- **WHAT YOU ARE ASKED TO DO**:
Make an exact copy of all the material below, apart from the pictures.

(Stored data entries)
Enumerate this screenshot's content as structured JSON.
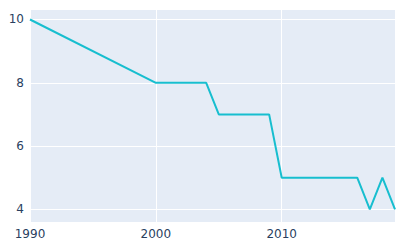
{
  "chart_data": {
    "type": "line",
    "x": [
      1990,
      2000,
      2004,
      2005,
      2009,
      2010,
      2016,
      2017,
      2018,
      2019
    ],
    "values": [
      10,
      8,
      8,
      7,
      7,
      5,
      5,
      4,
      5,
      4
    ],
    "color": "#17becf",
    "xlim": [
      1990,
      2019
    ],
    "xticks": [
      1990,
      2000,
      2010
    ],
    "ylim": [
      3.6,
      10.3
    ],
    "yticks": [
      4,
      6,
      8,
      10
    ],
    "grid": true
  }
}
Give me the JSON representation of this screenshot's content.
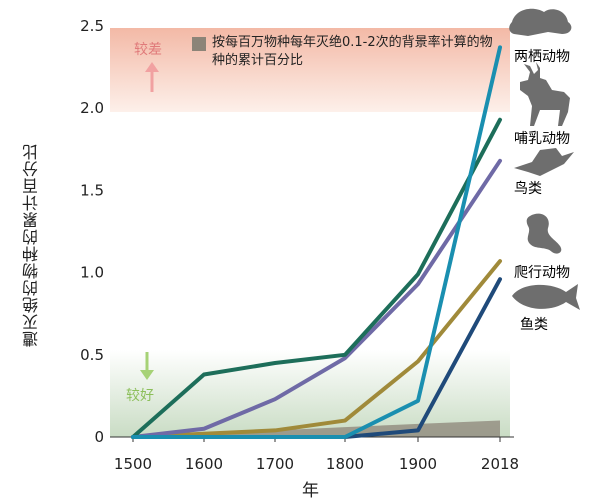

- **OUTPUT FOR THIS EXERCISE**:
Enumerate this screenshot's content as structured JSON.
{
  "chart_data": {
    "type": "line",
    "x": [
      1990,
      2000,
      2004,
      2005,
      2009,
      2010,
      2016,
      2017,
      2018,
      2019
    ],
    "values": [
      10,
      8,
      8,
      7,
      7,
      5,
      5,
      4,
      5,
      4
    ],
    "color": "#17becf",
    "xlim": [
      1990,
      2019
    ],
    "xticks": [
      1990,
      2000,
      2010
    ],
    "ylim": [
      3.6,
      10.3
    ],
    "yticks": [
      4,
      6,
      8,
      10
    ],
    "grid": true
  }
}
Give me the JSON representation of this screenshot's content.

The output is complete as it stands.